**TEXT EXCERPT**.
※ ※ ※

Friday, May 21, 2010

Is a Jumper a Modest Dress or a Mans Robe?

When I was setting up Modest Clothing Distributors I had my daughter proof-reading and editing some text for the web site. When she finished I noticed that she had deleted the phrase modest jumper every place that I had mentioned it in the text. I exclaimed that we needed to keep that terminology. She came unhinged over that concept. She wanted to rename the jumper, something like a modest over dress, or a modesty vest, or any thing but modest jumper. I promptly explained to her about keywords and of course we kept modest jumper in the text.

The jumper is, of course, a staple for the modest clothing industry. It reminds us of an era bypassed by the hustle and bustle of women clawing alongside their male counterparts to reach the top of the ladder, and somehow we feel like modest clothing doesn't fit into that picture. The jumper, or modest over dress (as we began to call it) though, evokes images of little girls wearing a modest dress at school and play and a frilly, little, dress to church on Sunday.

But why is it called a jumper and not a modest over dress? My wife and girls surmise that maybe it's because the modest girl has to jump into the dress because there is usually no zipper or buttons. Or maybe it's because girls jumped around in the modest over dress all the time. One of my girls thought that it was because they only played jump rope when girls wore a modest dress everyday. Then the youngest guessed that it's called a jumper because they always played hop scotch in the “days of modest clothing”.

Needless to say we have had a lot of fun trying to guess why the modest over dress is called a jumper. Since dad is a quasi pointy head, I had to find out the history and etymology of the term jumper. The first thing I found was that in British English a jumper is a sweater. That was curious, because a modest over dress looks nothing like a sweater. So why is the modest over dress called a jumper? Well it seems that jumper is a derivative of the French word jupe. This seemed to be getting a little closer, because jupe means skirt. It still puzzled me though because a skirt is only half of a modest dress. Finally, I fell upon the theory that jumper ultimately derives from the Arabic jabba. Imagine my despair when I found a modest clothing web site selling jabbahs, to men. A jabba (or jabbah) is not a modest dress for women at all, but a long robe worn by Arab men.

I guess we will never really know why the modest over dress is called a jumper, but since the majority of women looking for modest clothing are going to type jumper into the search engines, at Modest Clothing Distributors, modest over dress is out and jumper is in

Monday, March 1, 2010

Is a Jumper a Modest Dress or a Mans Robe?

※ ※ ※

**ENTRIES SHOWN**.

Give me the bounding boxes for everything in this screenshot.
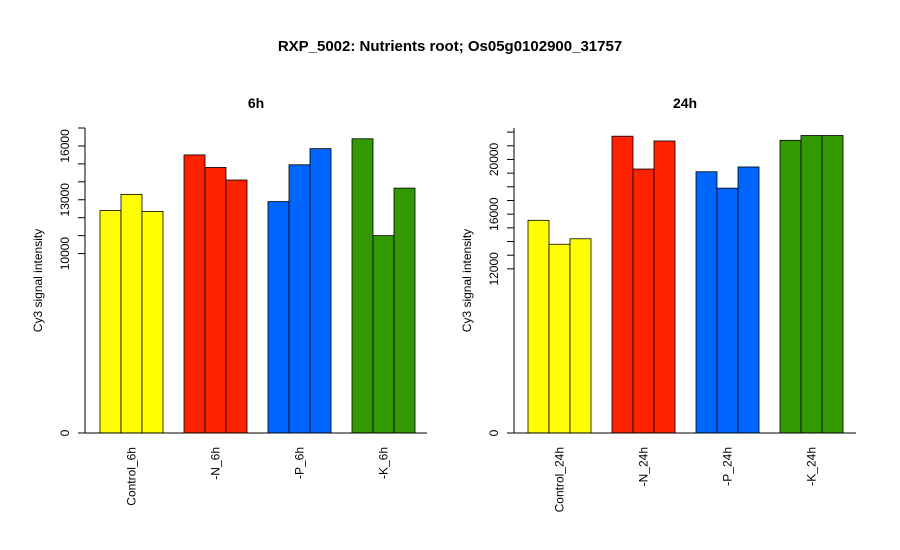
bar <box>351 138 374 434</box>
bar <box>120 193 143 434</box>
y-axis-label: Cy3 signal intensity <box>460 229 474 332</box>
y-tick-label: 20000 <box>487 142 501 176</box>
y-tick-label: 16000 <box>487 197 501 231</box>
bar <box>548 243 571 434</box>
bar <box>309 148 332 434</box>
category-label: Control_24h <box>553 447 567 512</box>
category-label: -K_6h <box>377 447 391 479</box>
bar <box>632 168 655 434</box>
bar <box>800 135 823 434</box>
category-label: Control_6h <box>125 447 139 506</box>
y-tick-label: 12000 <box>487 252 501 286</box>
panel-title: 24h <box>673 95 697 111</box>
bar <box>821 135 844 434</box>
bar <box>611 135 634 434</box>
bar <box>288 164 311 434</box>
bar <box>779 139 802 434</box>
bar <box>393 187 416 434</box>
bar <box>267 201 290 434</box>
y-tick-label: 0 <box>487 429 501 436</box>
bar <box>372 235 395 434</box>
bar <box>737 166 760 434</box>
page-title: RXP_5002: Nutrients root; Os05g0102900_3… <box>277 38 623 55</box>
panel-6h: 6h Cy3 signal intensity Control_6h -N_6h -P_… <box>31 95 427 506</box>
category-label: -N_24h <box>637 447 651 486</box>
y-axis-label: Cy3 signal intensity <box>31 229 45 332</box>
bar <box>225 179 248 434</box>
y-tick-label: 10000 <box>58 237 72 271</box>
category-label: -N_6h <box>209 447 223 480</box>
bar <box>141 211 164 434</box>
bar <box>569 238 592 434</box>
bar <box>527 219 550 434</box>
bar <box>99 210 122 434</box>
bar <box>204 167 227 434</box>
bar <box>695 171 718 434</box>
bar <box>716 187 739 434</box>
y-tick-label: 16000 <box>58 129 72 163</box>
category-label: -K_24h <box>805 447 819 486</box>
bar <box>183 154 206 434</box>
bar <box>653 140 676 434</box>
panel-title: 6h <box>248 95 264 111</box>
category-label: -P_6h <box>293 447 307 479</box>
y-tick-label: 13000 <box>58 183 72 217</box>
category-label: -P_24h <box>721 447 735 486</box>
panel-24h: 24h Cy3 signal intensity Control_24h -N_24h… <box>460 95 856 512</box>
y-tick-label: 0 <box>58 429 72 436</box>
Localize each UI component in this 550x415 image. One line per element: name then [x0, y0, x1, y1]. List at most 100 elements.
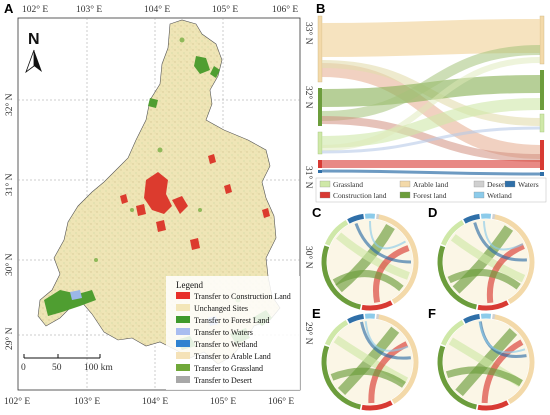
tick-right-1: 32° N	[303, 86, 314, 109]
sankey-panel: B	[315, 1, 547, 203]
legend-title: Legend	[176, 280, 203, 290]
tick-left-1: 31° N	[4, 173, 15, 196]
chord-ribbon	[482, 221, 524, 251]
north-label: N	[28, 31, 40, 48]
chord-ribbon	[478, 321, 526, 354]
tick-left-3: 29° N	[4, 327, 15, 350]
chord-arc	[477, 300, 509, 311]
chord-arc	[321, 245, 361, 310]
scale-label-2: 100 km	[84, 363, 113, 373]
scale-label-1: 50	[52, 363, 62, 373]
scale-label-0: 0	[21, 363, 26, 373]
tick-bottom-1: 103° E	[74, 396, 100, 407]
sankey-legend-swatch-6	[473, 191, 485, 199]
left-tick-labels: 32° N 31° N 30° N 29° N	[4, 93, 15, 350]
map-panel: 102° E 103° E 104° E 105° E 106° E 102° …	[4, 1, 314, 407]
chord-ribbon	[368, 341, 409, 404]
chord-ribbon	[486, 243, 525, 304]
north-arrow-icon: N	[25, 31, 42, 74]
chord-panels: C D E F	[312, 205, 535, 411]
legend-item-label-2: Transfer to Forest Land	[194, 316, 269, 325]
legend-swatch-6	[176, 364, 190, 371]
chord-arc	[377, 214, 419, 304]
sankey-legend-label-3: Waters	[518, 180, 539, 189]
chord-arc	[463, 313, 481, 324]
tick-right-0: 33° N	[303, 22, 314, 45]
top-tick-labels: 102° E 103° E 104° E 105° E 106° E	[22, 4, 298, 15]
sankey-legend-swatch-2	[473, 180, 485, 188]
panel-label-f: F	[428, 306, 436, 321]
chord-arc	[477, 400, 509, 411]
legend-swatch-7	[176, 376, 190, 383]
legend-item-label-6: Transfer to Grassland	[194, 364, 263, 373]
panel-label-b: B	[316, 1, 325, 16]
tick-top-4: 106° E	[272, 4, 298, 15]
sankey-legend-swatch-0	[319, 180, 331, 188]
legend-swatch-3	[176, 328, 190, 335]
legend-item-label-3: Transfer to Waters	[194, 328, 253, 337]
chord-arc	[347, 213, 365, 224]
chord-arc	[463, 213, 481, 224]
chord-ribbon	[481, 339, 524, 404]
chord-arc	[437, 345, 477, 410]
sankey-legend: Grassland Arable land Desert Waters Construc…	[315, 177, 547, 203]
sankey-legend-label-6: Wetland	[487, 191, 512, 200]
chord-ribbon	[473, 222, 527, 262]
legend-swatch-5	[176, 352, 190, 359]
panel-label-d: D	[428, 205, 437, 220]
chord-diagram-d	[437, 213, 535, 311]
panel-label-e: E	[312, 306, 321, 321]
legend-swatch-0	[176, 292, 190, 299]
chord-arc	[493, 314, 535, 404]
chord-ribbon	[447, 268, 521, 290]
legend-swatch-2	[176, 316, 190, 323]
tick-right-2: 31° N	[303, 166, 314, 189]
tick-bottom-2: 104° E	[142, 396, 168, 407]
chord-arc	[493, 214, 535, 304]
tick-top-2: 104° E	[144, 4, 170, 15]
sankey-legend-swatch-5	[399, 191, 411, 199]
tick-top-3: 105° E	[212, 4, 238, 15]
tick-left-0: 32° N	[4, 93, 15, 116]
tick-right-3: 30° N	[303, 246, 314, 269]
chord-arc	[440, 320, 465, 346]
sankey-legend-label-2: Desert	[487, 180, 507, 189]
chord-arc	[377, 314, 419, 404]
scale-bar: 0 50 100 km	[21, 354, 113, 373]
legend-swatch-4	[176, 340, 190, 347]
legend-item-label-4: Transfer to Wetland	[194, 340, 257, 349]
legend-swatch-1	[176, 304, 190, 311]
legend-item-label-1: Unchanged Sites	[194, 304, 248, 313]
chord-ribbon	[369, 220, 406, 250]
right-tick-labels: 33° N 32° N 31° N 30° N 29° N	[303, 22, 314, 345]
chord-ribbon	[364, 321, 409, 352]
panel-label-c: C	[312, 205, 322, 220]
chord-ribbon	[360, 321, 411, 360]
sankey-right-nodes	[539, 15, 545, 176]
panel-label-a: A	[4, 1, 14, 16]
legend-item-label-7: Transfer to Desert	[194, 376, 253, 385]
chord-ribbon	[450, 234, 526, 283]
chord-ribbon	[445, 366, 523, 387]
tick-right-4: 29° N	[303, 322, 314, 345]
chord-arc	[361, 400, 393, 411]
construction-land	[120, 154, 270, 250]
chord-ribbon	[333, 335, 409, 385]
bottom-tick-labels: 102° E 103° E 104° E 105° E 106° E	[4, 396, 294, 407]
tick-bottom-0: 102° E	[4, 396, 30, 407]
sankey-left-nodes	[317, 15, 323, 173]
sankey-legend-swatch-1	[399, 180, 411, 188]
sankey-legend-label-5: Forest land	[413, 191, 447, 200]
tick-top-1: 103° E	[76, 4, 102, 15]
sankey-legend-swatch-3	[504, 180, 516, 188]
chord-arc	[437, 245, 477, 310]
sankey-legend-swatch-4	[319, 191, 331, 199]
chord-ribbon	[332, 270, 404, 292]
sankey-legend-label-1: Arable land	[413, 180, 448, 189]
chord-diagram-e	[321, 313, 419, 411]
tick-bottom-4: 106° E	[268, 396, 294, 407]
chord-arc	[440, 220, 465, 246]
chord-ribbon	[373, 245, 410, 303]
chord-arc	[324, 220, 349, 246]
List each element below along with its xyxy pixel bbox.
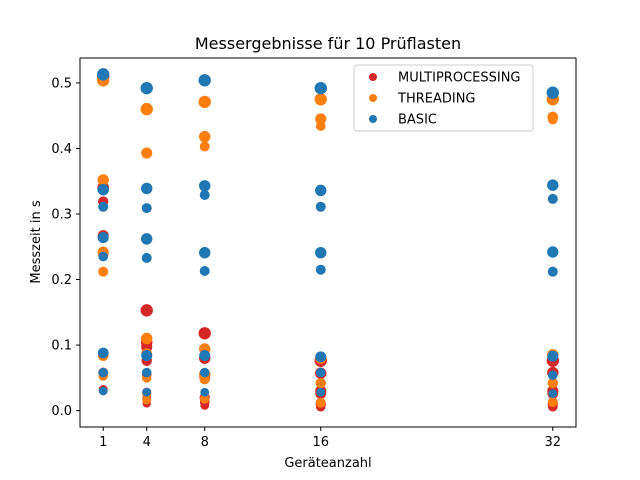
data-point: [140, 81, 153, 95]
data-point: [198, 327, 211, 340]
data-point: [315, 246, 327, 259]
legend-marker: [369, 115, 377, 123]
data-point: [98, 251, 109, 262]
data-point: [314, 81, 327, 95]
data-point: [140, 102, 153, 116]
legend-label: MULTIPROCESSING: [398, 71, 521, 86]
x-tick-label: 32: [545, 435, 562, 450]
data-point: [199, 180, 211, 192]
y-axis-label: Messzeit in s: [29, 200, 44, 283]
x-tick-label: 16: [312, 435, 329, 450]
data-point: [199, 246, 211, 259]
data-point: [98, 367, 109, 378]
data-point: [315, 201, 326, 212]
data-point: [315, 184, 327, 197]
data-point: [547, 179, 559, 191]
data-point: [547, 246, 559, 258]
data-point: [98, 201, 109, 212]
plot-frame: [79, 57, 577, 428]
data-point: [199, 367, 210, 378]
data-point: [546, 86, 559, 99]
data-point: [198, 74, 211, 87]
data-point: [141, 367, 152, 378]
data-point: [141, 252, 152, 263]
y-tick-label: 0.0: [51, 404, 72, 419]
chart-title: Messergebnisse für 10 Prüflasten: [195, 34, 461, 53]
y-tick-label: 0.4: [51, 142, 72, 157]
y-tick-label: 0.3: [51, 207, 72, 222]
data-point: [141, 147, 153, 159]
data-point: [199, 350, 211, 362]
data-point: [140, 332, 153, 345]
x-axis-label: Geräteanzahl: [284, 456, 371, 471]
data-point: [199, 189, 210, 200]
data-point: [97, 347, 109, 359]
data-point: [140, 233, 153, 245]
data-point: [200, 400, 210, 410]
data-point: [140, 304, 153, 317]
data-point: [142, 387, 152, 397]
x-tick-label: 4: [143, 435, 151, 450]
data-point: [547, 114, 558, 125]
data-point: [547, 266, 558, 277]
data-point: [315, 351, 327, 363]
data-point: [97, 174, 109, 186]
legend-box: [353, 64, 534, 132]
data-point: [140, 182, 153, 195]
data-point: [315, 397, 326, 408]
plot-area: [97, 68, 559, 412]
data-point: [199, 394, 210, 404]
legend-marker: [369, 94, 377, 102]
legend-label: BASIC: [398, 113, 437, 128]
data-point: [97, 232, 109, 244]
data-point: [316, 387, 326, 397]
data-point: [141, 203, 152, 214]
data-point: [315, 377, 326, 389]
data-point: [548, 389, 558, 398]
data-point: [547, 397, 558, 408]
data-point: [198, 95, 211, 109]
series-basic: [97, 68, 559, 398]
data-point: [199, 141, 210, 152]
legend-marker: [369, 73, 377, 81]
data-point: [141, 350, 153, 362]
data-point: [315, 113, 327, 125]
data-point: [547, 350, 559, 362]
x-axis: 1 4 8 16 32: [99, 427, 561, 450]
legend: MULTIPROCESSING THREADING BASIC: [353, 64, 534, 132]
data-point: [315, 367, 326, 378]
data-point: [547, 377, 558, 389]
y-tick-label: 0.2: [51, 273, 72, 288]
data-point: [142, 395, 152, 405]
data-point: [547, 193, 558, 204]
y-tick-label: 0.1: [51, 339, 72, 354]
data-point: [314, 93, 327, 106]
x-tick-label: 1: [99, 435, 107, 450]
data-point: [200, 387, 210, 397]
data-point: [98, 266, 109, 277]
legend-label: THREADING: [397, 92, 476, 107]
x-tick-label: 8: [201, 435, 209, 450]
data-point: [98, 386, 108, 396]
data-point: [315, 121, 326, 131]
data-point: [315, 264, 326, 275]
data-point: [199, 266, 210, 277]
data-point: [97, 68, 110, 81]
data-point: [199, 130, 211, 143]
y-axis: 0.0 0.1 0.2 0.3 0.4 0.5: [51, 76, 80, 419]
data-point: [547, 370, 558, 381]
data-point: [97, 184, 109, 196]
y-tick-label: 0.5: [51, 76, 72, 91]
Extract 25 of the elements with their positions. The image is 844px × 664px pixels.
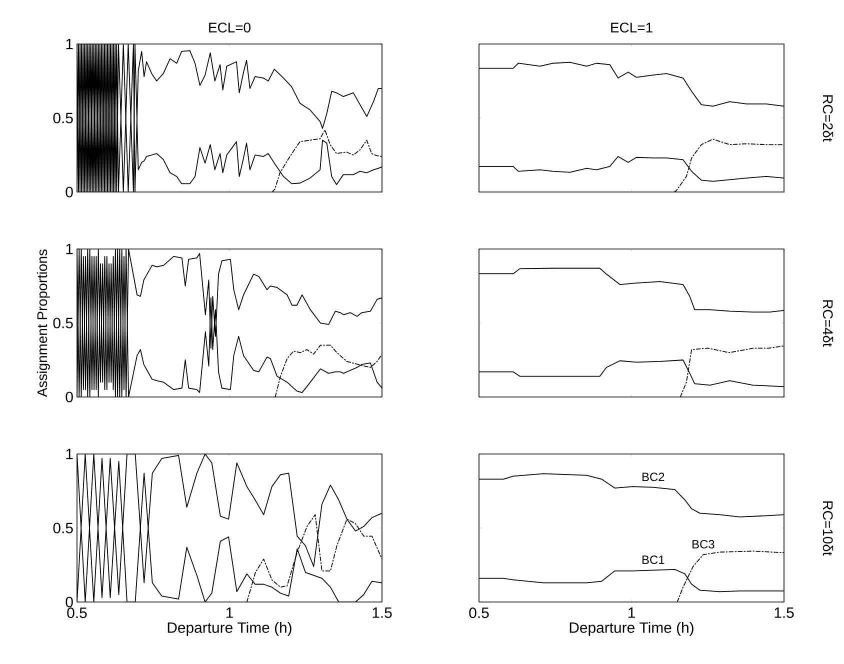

※ ※ ※

**EXERCISE DETAILS**. In the blog post about the word "jumper," what is a jabba?

**RESPONSE TO THIS EXERCISE**. A jabba is a long robe worn by Arab men.